• Task details
List each line holding the string "document".
--- Start Provided records ---
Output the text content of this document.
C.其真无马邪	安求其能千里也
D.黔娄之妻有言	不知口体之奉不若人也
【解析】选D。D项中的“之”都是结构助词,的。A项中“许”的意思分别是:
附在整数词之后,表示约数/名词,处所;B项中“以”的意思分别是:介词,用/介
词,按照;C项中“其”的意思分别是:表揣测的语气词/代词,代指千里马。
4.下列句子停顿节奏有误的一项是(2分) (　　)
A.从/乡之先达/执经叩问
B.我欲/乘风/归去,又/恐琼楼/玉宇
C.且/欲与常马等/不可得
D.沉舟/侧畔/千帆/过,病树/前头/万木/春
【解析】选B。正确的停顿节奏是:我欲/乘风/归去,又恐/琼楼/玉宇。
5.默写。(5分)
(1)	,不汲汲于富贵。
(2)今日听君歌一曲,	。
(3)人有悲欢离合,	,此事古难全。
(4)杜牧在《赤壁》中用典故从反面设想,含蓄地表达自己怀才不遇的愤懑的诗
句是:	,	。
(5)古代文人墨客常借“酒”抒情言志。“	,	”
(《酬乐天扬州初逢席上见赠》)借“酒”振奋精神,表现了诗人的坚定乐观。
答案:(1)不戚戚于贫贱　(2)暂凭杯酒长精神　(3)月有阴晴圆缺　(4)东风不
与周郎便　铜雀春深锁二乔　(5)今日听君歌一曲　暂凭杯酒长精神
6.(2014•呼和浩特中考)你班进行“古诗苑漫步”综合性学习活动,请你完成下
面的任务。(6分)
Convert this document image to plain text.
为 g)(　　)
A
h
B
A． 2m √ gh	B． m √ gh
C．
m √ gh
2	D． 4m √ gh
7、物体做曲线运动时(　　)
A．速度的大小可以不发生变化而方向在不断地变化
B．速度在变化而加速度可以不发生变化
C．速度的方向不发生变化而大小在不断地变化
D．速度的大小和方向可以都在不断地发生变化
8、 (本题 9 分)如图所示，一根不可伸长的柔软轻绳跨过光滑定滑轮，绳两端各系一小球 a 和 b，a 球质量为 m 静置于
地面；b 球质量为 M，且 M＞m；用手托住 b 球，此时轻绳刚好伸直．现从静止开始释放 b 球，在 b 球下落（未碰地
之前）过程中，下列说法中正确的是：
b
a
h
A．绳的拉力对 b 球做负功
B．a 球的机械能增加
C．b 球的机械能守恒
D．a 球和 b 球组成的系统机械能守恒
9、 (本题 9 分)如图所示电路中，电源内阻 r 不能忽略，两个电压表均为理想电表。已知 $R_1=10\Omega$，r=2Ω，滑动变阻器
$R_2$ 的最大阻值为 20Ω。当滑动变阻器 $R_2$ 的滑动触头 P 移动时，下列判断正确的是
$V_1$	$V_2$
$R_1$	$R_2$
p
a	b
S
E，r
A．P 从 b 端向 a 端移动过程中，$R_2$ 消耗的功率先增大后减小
--- End Provided records ---
• Exercise output
Output the text content of this document.
Convert this document image to plain text.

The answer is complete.